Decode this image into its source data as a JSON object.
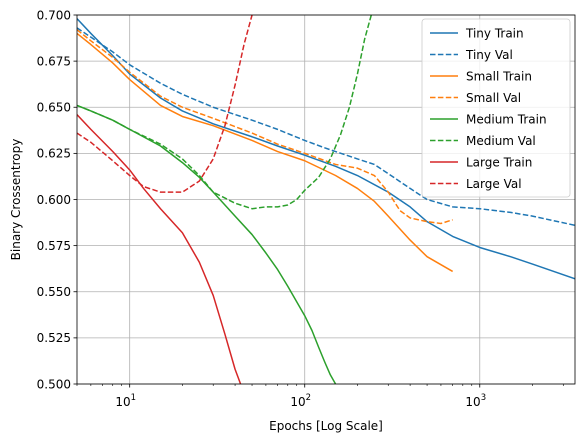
{
  "chart_data": {
    "type": "line",
    "title": "",
    "xlabel": "Epochs [Log Scale]",
    "ylabel": "Binary Crossentropy",
    "xscale": "log",
    "xlim": [
      5,
      3500
    ],
    "ylim": [
      0.5,
      0.7
    ],
    "grid": true,
    "legend_position": "top-right",
    "x_ticks": [
      {
        "value": 10,
        "base": "10",
        "exp": "1"
      },
      {
        "value": 100,
        "base": "10",
        "exp": "2"
      },
      {
        "value": 1000,
        "base": "10",
        "exp": "3"
      }
    ],
    "y_ticks": [
      {
        "value": 0.5,
        "label": "0.500"
      },
      {
        "value": 0.525,
        "label": "0.525"
      },
      {
        "value": 0.55,
        "label": "0.550"
      },
      {
        "value": 0.575,
        "label": "0.575"
      },
      {
        "value": 0.6,
        "label": "0.600"
      },
      {
        "value": 0.625,
        "label": "0.625"
      },
      {
        "value": 0.65,
        "label": "0.650"
      },
      {
        "value": 0.675,
        "label": "0.675"
      },
      {
        "value": 0.7,
        "label": "0.700"
      }
    ],
    "series": [
      {
        "name": "Tiny Train",
        "color": "#1f77b4",
        "style": "solid",
        "x": [
          5,
          6,
          8,
          10,
          15,
          20,
          30,
          50,
          70,
          100,
          150,
          200,
          300,
          400,
          500,
          700,
          1000,
          1500,
          2000,
          3500
        ],
        "y": [
          0.698,
          0.69,
          0.678,
          0.668,
          0.655,
          0.648,
          0.641,
          0.634,
          0.629,
          0.624,
          0.618,
          0.613,
          0.604,
          0.596,
          0.588,
          0.58,
          0.574,
          0.569,
          0.565,
          0.557
        ]
      },
      {
        "name": "Tiny Val",
        "color": "#1f77b4",
        "style": "dashed",
        "x": [
          5,
          6,
          8,
          10,
          15,
          20,
          30,
          50,
          70,
          100,
          130,
          150,
          200,
          250,
          300,
          400,
          500,
          700,
          1000,
          1500,
          2000,
          3500
        ],
        "y": [
          0.693,
          0.688,
          0.68,
          0.673,
          0.663,
          0.657,
          0.65,
          0.643,
          0.638,
          0.632,
          0.628,
          0.626,
          0.622,
          0.619,
          0.614,
          0.606,
          0.6,
          0.596,
          0.595,
          0.593,
          0.591,
          0.586
        ]
      },
      {
        "name": "Small Train",
        "color": "#ff7f0e",
        "style": "solid",
        "x": [
          5,
          6,
          8,
          10,
          15,
          20,
          30,
          50,
          70,
          100,
          150,
          200,
          250,
          300,
          400,
          500,
          700
        ],
        "y": [
          0.69,
          0.684,
          0.674,
          0.665,
          0.651,
          0.645,
          0.64,
          0.632,
          0.626,
          0.621,
          0.613,
          0.606,
          0.599,
          0.591,
          0.578,
          0.569,
          0.561
        ]
      },
      {
        "name": "Small Val",
        "color": "#ff7f0e",
        "style": "dashed",
        "x": [
          5,
          6,
          8,
          10,
          15,
          20,
          30,
          50,
          70,
          100,
          150,
          200,
          250,
          300,
          350,
          400,
          500,
          600,
          700
        ],
        "y": [
          0.692,
          0.686,
          0.677,
          0.669,
          0.656,
          0.65,
          0.644,
          0.636,
          0.63,
          0.625,
          0.619,
          0.617,
          0.613,
          0.604,
          0.594,
          0.59,
          0.588,
          0.587,
          0.589
        ]
      },
      {
        "name": "Medium Train",
        "color": "#2ca02c",
        "style": "solid",
        "x": [
          5,
          6,
          8,
          10,
          15,
          20,
          25,
          30,
          40,
          50,
          60,
          70,
          80,
          100,
          110,
          120,
          130,
          140,
          150
        ],
        "y": [
          0.651,
          0.648,
          0.643,
          0.638,
          0.629,
          0.62,
          0.612,
          0.604,
          0.591,
          0.581,
          0.571,
          0.562,
          0.553,
          0.537,
          0.529,
          0.52,
          0.512,
          0.505,
          0.5
        ]
      },
      {
        "name": "Medium Val",
        "color": "#2ca02c",
        "style": "dashed",
        "x": [
          5,
          6,
          8,
          10,
          15,
          20,
          25,
          30,
          40,
          50,
          60,
          70,
          80,
          90,
          100,
          120,
          140,
          160,
          180,
          200,
          220,
          240
        ],
        "y": [
          0.651,
          0.648,
          0.643,
          0.638,
          0.63,
          0.622,
          0.613,
          0.604,
          0.598,
          0.595,
          0.596,
          0.596,
          0.597,
          0.6,
          0.605,
          0.612,
          0.622,
          0.635,
          0.65,
          0.668,
          0.687,
          0.7
        ]
      },
      {
        "name": "Large Train",
        "color": "#d62728",
        "style": "solid",
        "x": [
          5,
          6,
          8,
          10,
          12,
          15,
          20,
          25,
          30,
          35,
          40,
          43
        ],
        "y": [
          0.646,
          0.638,
          0.626,
          0.616,
          0.606,
          0.595,
          0.582,
          0.566,
          0.548,
          0.527,
          0.508,
          0.5
        ]
      },
      {
        "name": "Large Val",
        "color": "#d62728",
        "style": "dashed",
        "x": [
          5,
          6,
          8,
          10,
          12,
          15,
          20,
          25,
          30,
          35,
          40,
          45,
          50
        ],
        "y": [
          0.636,
          0.631,
          0.621,
          0.613,
          0.607,
          0.604,
          0.604,
          0.61,
          0.622,
          0.64,
          0.662,
          0.684,
          0.7
        ]
      }
    ]
  }
}
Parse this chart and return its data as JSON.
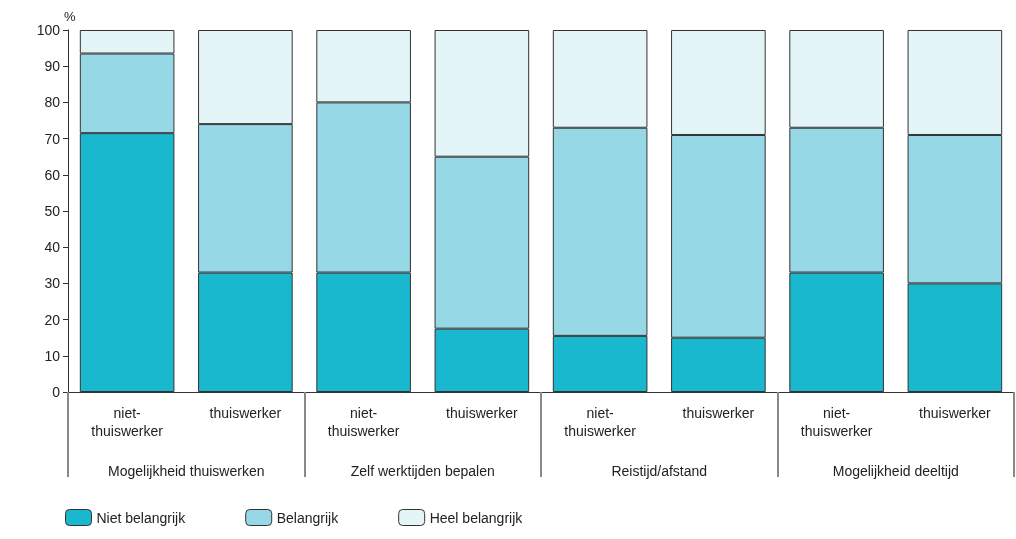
{
  "chart_data": {
    "type": "bar",
    "stacked": true,
    "ylabel": "%",
    "categories": [
      "niet-thuiswerker",
      "thuiswerker",
      "niet-thuiswerker",
      "thuiswerker",
      "niet-thuiswerker",
      "thuiswerker",
      "niet-thuiswerker",
      "thuiswerker"
    ],
    "annotations": [
      "Mogelijkheid thuiswerken",
      "Zelf werktijden bepalen",
      "Reistijd/afstand",
      "Mogelijkheid deeltijd"
    ],
    "series": [
      {
        "name": "Niet belangrijk",
        "color": "#1ab8cf",
        "values": [
          71.5,
          33,
          33,
          17.5,
          15.5,
          15,
          33,
          30
        ]
      },
      {
        "name": "Belangrijk",
        "color": "#96d8e6",
        "values": [
          22,
          41,
          47,
          47.5,
          57.5,
          56,
          40,
          41
        ]
      },
      {
        "name": "Heel belangrijk",
        "color": "#e4f5f8",
        "values": [
          6.5,
          26,
          20,
          35,
          27,
          29,
          27,
          29
        ]
      }
    ],
    "ylim": [
      0,
      100
    ],
    "yticks": [
      0,
      10,
      20,
      30,
      40,
      50,
      60,
      70,
      80,
      90,
      100
    ],
    "grid": false,
    "legend": "bottom left"
  }
}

------------------------------------------------------------

* [Short exercise]
Print each line of the material above exactly, with the pictures removed from your copy.

* [Exercise solution]
Decode this image into its source data as a JSON object.
{
  "chart_data": {
    "type": "line",
    "title": "",
    "xlabel": "Epochs [Log Scale]",
    "ylabel": "Binary Crossentropy",
    "xscale": "log",
    "xlim": [
      5,
      3500
    ],
    "ylim": [
      0.5,
      0.7
    ],
    "grid": true,
    "legend_position": "top-right",
    "x_ticks": [
      {
        "value": 10,
        "base": "10",
        "exp": "1"
      },
      {
        "value": 100,
        "base": "10",
        "exp": "2"
      },
      {
        "value": 1000,
        "base": "10",
        "exp": "3"
      }
    ],
    "y_ticks": [
      {
        "value": 0.5,
        "label": "0.500"
      },
      {
        "value": 0.525,
        "label": "0.525"
      },
      {
        "value": 0.55,
        "label": "0.550"
      },
      {
        "value": 0.575,
        "label": "0.575"
      },
      {
        "value": 0.6,
        "label": "0.600"
      },
      {
        "value": 0.625,
        "label": "0.625"
      },
      {
        "value": 0.65,
        "label": "0.650"
      },
      {
        "value": 0.675,
        "label": "0.675"
      },
      {
        "value": 0.7,
        "label": "0.700"
      }
    ],
    "series": [
      {
        "name": "Tiny Train",
        "color": "#1f77b4",
        "style": "solid",
        "x": [
          5,
          6,
          8,
          10,
          15,
          20,
          30,
          50,
          70,
          100,
          150,
          200,
          300,
          400,
          500,
          700,
          1000,
          1500,
          2000,
          3500
        ],
        "y": [
          0.698,
          0.69,
          0.678,
          0.668,
          0.655,
          0.648,
          0.641,
          0.634,
          0.629,
          0.624,
          0.618,
          0.613,
          0.604,
          0.596,
          0.588,
          0.58,
          0.574,
          0.569,
          0.565,
          0.557
        ]
      },
      {
        "name": "Tiny Val",
        "color": "#1f77b4",
        "style": "dashed",
        "x": [
          5,
          6,
          8,
          10,
          15,
          20,
          30,
          50,
          70,
          100,
          130,
          150,
          200,
          250,
          300,
          400,
          500,
          700,
          1000,
          1500,
          2000,
          3500
        ],
        "y": [
          0.693,
          0.688,
          0.68,
          0.673,
          0.663,
          0.657,
          0.65,
          0.643,
          0.638,
          0.632,
          0.628,
          0.626,
          0.622,
          0.619,
          0.614,
          0.606,
          0.6,
          0.596,
          0.595,
          0.593,
          0.591,
          0.586
        ]
      },
      {
        "name": "Small Train",
        "color": "#ff7f0e",
        "style": "solid",
        "x": [
          5,
          6,
          8,
          10,
          15,
          20,
          30,
          50,
          70,
          100,
          150,
          200,
          250,
          300,
          400,
          500,
          700
        ],
        "y": [
          0.69,
          0.684,
          0.674,
          0.665,
          0.651,
          0.645,
          0.64,
          0.632,
          0.626,
          0.621,
          0.613,
          0.606,
          0.599,
          0.591,
          0.578,
          0.569,
          0.561
        ]
      },
      {
        "name": "Small Val",
        "color": "#ff7f0e",
        "style": "dashed",
        "x": [
          5,
          6,
          8,
          10,
          15,
          20,
          30,
          50,
          70,
          100,
          150,
          200,
          250,
          300,
          350,
          400,
          500,
          600,
          700
        ],
        "y": [
          0.692,
          0.686,
          0.677,
          0.669,
          0.656,
          0.65,
          0.644,
          0.636,
          0.63,
          0.625,
          0.619,
          0.617,
          0.613,
          0.604,
          0.594,
          0.59,
          0.588,
          0.587,
          0.589
        ]
      },
      {
        "name": "Medium Train",
        "color": "#2ca02c",
        "style": "solid",
        "x": [
          5,
          6,
          8,
          10,
          15,
          20,
          25,
          30,
          40,
          50,
          60,
          70,
          80,
          100,
          110,
          120,
          130,
          140,
          150
        ],
        "y": [
          0.651,
          0.648,
          0.643,
          0.638,
          0.629,
          0.62,
          0.612,
          0.604,
          0.591,
          0.581,
          0.571,
          0.562,
          0.553,
          0.537,
          0.529,
          0.52,
          0.512,
          0.505,
          0.5
        ]
      },
      {
        "name": "Medium Val",
        "color": "#2ca02c",
        "style": "dashed",
        "x": [
          5,
          6,
          8,
          10,
          15,
          20,
          25,
          30,
          40,
          50,
          60,
          70,
          80,
          90,
          100,
          120,
          140,
          160,
          180,
          200,
          220,
          240
        ],
        "y": [
          0.651,
          0.648,
          0.643,
          0.638,
          0.63,
          0.622,
          0.613,
          0.604,
          0.598,
          0.595,
          0.596,
          0.596,
          0.597,
          0.6,
          0.605,
          0.612,
          0.622,
          0.635,
          0.65,
          0.668,
          0.687,
          0.7
        ]
      },
      {
        "name": "Large Train",
        "color": "#d62728",
        "style": "solid",
        "x": [
          5,
          6,
          8,
          10,
          12,
          15,
          20,
          25,
          30,
          35,
          40,
          43
        ],
        "y": [
          0.646,
          0.638,
          0.626,
          0.616,
          0.606,
          0.595,
          0.582,
          0.566,
          0.548,
          0.527,
          0.508,
          0.5
        ]
      },
      {
        "name": "Large Val",
        "color": "#d62728",
        "style": "dashed",
        "x": [
          5,
          6,
          8,
          10,
          12,
          15,
          20,
          25,
          30,
          35,
          40,
          45,
          50
        ],
        "y": [
          0.636,
          0.631,
          0.621,
          0.613,
          0.607,
          0.604,
          0.604,
          0.61,
          0.622,
          0.64,
          0.662,
          0.684,
          0.7
        ]
      }
    ]
  }
}
Parse this chart and return its data as JSON.
{
  "chart_data": {
    "type": "bar",
    "stacked": true,
    "ylabel": "%",
    "categories": [
      "niet-thuiswerker",
      "thuiswerker",
      "niet-thuiswerker",
      "thuiswerker",
      "niet-thuiswerker",
      "thuiswerker",
      "niet-thuiswerker",
      "thuiswerker"
    ],
    "annotations": [
      "Mogelijkheid thuiswerken",
      "Zelf werktijden bepalen",
      "Reistijd/afstand",
      "Mogelijkheid deeltijd"
    ],
    "series": [
      {
        "name": "Niet belangrijk",
        "color": "#1ab8cf",
        "values": [
          71.5,
          33,
          33,
          17.5,
          15.5,
          15,
          33,
          30
        ]
      },
      {
        "name": "Belangrijk",
        "color": "#96d8e6",
        "values": [
          22,
          41,
          47,
          47.5,
          57.5,
          56,
          40,
          41
        ]
      },
      {
        "name": "Heel belangrijk",
        "color": "#e4f5f8",
        "values": [
          6.5,
          26,
          20,
          35,
          27,
          29,
          27,
          29
        ]
      }
    ],
    "ylim": [
      0,
      100
    ],
    "yticks": [
      0,
      10,
      20,
      30,
      40,
      50,
      60,
      70,
      80,
      90,
      100
    ],
    "grid": false,
    "legend": "bottom left"
  }
}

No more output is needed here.